— Start of Material to process —

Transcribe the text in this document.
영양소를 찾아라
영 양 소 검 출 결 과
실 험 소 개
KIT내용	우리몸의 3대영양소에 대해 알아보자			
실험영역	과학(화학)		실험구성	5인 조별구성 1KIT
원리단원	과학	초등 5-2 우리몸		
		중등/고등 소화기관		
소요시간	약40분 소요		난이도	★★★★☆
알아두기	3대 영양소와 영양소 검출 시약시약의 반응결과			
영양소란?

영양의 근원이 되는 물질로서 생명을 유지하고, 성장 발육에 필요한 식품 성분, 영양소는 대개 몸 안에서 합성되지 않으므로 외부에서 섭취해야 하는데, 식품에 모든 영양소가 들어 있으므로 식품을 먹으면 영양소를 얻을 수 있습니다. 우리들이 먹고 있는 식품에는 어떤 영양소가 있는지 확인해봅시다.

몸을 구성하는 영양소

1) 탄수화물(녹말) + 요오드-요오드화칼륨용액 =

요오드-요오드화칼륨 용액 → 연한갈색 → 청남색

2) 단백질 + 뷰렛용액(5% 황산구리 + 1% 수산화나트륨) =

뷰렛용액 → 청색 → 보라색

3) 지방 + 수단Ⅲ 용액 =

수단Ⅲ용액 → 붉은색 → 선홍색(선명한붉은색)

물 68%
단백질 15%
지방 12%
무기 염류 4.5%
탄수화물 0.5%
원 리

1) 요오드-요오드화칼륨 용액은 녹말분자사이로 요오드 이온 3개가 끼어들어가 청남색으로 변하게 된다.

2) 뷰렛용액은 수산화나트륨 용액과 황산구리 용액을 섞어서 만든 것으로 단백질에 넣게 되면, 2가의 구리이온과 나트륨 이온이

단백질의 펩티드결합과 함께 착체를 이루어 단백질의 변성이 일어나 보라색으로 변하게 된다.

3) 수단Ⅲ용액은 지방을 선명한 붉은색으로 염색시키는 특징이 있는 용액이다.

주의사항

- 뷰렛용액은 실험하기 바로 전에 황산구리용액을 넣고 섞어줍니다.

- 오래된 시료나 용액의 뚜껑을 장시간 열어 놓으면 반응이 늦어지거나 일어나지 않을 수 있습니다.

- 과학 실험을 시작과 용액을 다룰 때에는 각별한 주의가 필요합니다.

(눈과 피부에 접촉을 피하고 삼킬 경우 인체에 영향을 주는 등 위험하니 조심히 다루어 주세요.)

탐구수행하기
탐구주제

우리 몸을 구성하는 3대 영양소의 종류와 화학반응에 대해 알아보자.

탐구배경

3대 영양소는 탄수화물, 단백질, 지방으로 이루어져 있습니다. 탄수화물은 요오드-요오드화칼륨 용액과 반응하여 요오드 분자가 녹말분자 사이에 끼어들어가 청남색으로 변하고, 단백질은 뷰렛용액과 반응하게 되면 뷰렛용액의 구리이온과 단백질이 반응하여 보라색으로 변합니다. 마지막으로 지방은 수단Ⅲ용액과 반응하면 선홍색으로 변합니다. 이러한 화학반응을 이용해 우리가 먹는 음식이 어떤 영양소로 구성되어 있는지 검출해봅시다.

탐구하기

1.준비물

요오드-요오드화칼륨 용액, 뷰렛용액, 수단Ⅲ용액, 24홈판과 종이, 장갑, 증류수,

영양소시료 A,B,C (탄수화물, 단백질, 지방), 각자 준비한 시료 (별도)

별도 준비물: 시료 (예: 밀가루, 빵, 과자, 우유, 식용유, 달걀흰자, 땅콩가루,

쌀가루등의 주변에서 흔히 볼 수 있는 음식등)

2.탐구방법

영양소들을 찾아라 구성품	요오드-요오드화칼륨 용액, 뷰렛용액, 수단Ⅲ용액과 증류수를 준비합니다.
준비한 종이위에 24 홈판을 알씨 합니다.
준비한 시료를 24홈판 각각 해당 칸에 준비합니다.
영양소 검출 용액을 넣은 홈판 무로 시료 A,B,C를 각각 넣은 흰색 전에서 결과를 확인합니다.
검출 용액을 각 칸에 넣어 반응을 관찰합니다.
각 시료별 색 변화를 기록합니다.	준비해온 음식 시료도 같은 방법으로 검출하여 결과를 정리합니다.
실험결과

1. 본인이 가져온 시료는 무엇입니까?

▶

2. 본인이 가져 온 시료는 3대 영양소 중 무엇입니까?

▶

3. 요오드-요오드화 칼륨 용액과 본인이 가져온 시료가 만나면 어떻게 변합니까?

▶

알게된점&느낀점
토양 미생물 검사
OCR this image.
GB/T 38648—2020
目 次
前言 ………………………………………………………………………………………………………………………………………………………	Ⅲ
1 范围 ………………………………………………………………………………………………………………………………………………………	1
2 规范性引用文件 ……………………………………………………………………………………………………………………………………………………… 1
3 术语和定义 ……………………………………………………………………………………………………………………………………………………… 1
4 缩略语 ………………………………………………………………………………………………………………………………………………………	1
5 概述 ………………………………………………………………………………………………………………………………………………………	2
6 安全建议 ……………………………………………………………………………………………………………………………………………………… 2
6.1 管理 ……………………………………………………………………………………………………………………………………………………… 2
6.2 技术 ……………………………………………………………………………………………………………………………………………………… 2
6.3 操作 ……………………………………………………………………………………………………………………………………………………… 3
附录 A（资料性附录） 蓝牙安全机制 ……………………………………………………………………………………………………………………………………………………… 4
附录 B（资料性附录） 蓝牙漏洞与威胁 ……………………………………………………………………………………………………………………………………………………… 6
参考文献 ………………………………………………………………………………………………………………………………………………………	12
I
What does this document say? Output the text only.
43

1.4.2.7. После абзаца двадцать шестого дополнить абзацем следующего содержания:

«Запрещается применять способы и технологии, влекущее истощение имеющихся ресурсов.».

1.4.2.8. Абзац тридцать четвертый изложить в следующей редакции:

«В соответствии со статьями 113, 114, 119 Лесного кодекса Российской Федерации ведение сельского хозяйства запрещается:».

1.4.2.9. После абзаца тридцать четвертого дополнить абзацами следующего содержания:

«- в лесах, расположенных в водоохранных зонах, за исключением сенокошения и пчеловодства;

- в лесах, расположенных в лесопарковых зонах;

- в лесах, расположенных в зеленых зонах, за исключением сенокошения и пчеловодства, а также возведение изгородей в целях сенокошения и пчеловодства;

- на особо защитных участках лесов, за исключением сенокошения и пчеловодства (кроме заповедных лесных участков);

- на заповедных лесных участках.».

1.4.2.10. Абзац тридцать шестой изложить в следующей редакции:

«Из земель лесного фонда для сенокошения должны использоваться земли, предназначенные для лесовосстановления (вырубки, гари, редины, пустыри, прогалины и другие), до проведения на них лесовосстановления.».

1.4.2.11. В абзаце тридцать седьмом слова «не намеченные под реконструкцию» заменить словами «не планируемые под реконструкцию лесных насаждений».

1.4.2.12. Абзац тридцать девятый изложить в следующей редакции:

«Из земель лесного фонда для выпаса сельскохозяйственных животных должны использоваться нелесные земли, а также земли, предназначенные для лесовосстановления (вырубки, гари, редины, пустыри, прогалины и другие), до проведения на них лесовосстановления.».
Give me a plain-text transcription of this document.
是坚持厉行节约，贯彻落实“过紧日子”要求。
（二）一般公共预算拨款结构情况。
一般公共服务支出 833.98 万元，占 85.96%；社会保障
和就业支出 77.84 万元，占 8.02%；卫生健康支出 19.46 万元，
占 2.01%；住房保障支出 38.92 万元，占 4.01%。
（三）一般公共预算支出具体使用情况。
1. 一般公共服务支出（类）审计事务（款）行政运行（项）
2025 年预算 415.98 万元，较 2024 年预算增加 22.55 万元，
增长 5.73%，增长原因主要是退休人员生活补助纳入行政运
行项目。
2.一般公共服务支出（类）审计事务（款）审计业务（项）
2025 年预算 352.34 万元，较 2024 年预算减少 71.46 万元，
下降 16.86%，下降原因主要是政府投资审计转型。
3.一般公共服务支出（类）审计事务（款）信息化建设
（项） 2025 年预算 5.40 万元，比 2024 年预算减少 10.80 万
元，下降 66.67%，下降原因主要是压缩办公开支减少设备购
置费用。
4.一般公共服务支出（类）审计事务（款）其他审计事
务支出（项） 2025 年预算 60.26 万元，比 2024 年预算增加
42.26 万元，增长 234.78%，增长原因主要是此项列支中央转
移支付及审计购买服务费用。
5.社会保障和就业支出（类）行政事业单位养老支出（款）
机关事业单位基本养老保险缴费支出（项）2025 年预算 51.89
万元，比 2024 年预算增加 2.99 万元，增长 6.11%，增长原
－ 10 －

— End of Material to process —

A line counts if it holds the word "年预算减少". Work out how many lines in the listing count, and give only that number.

2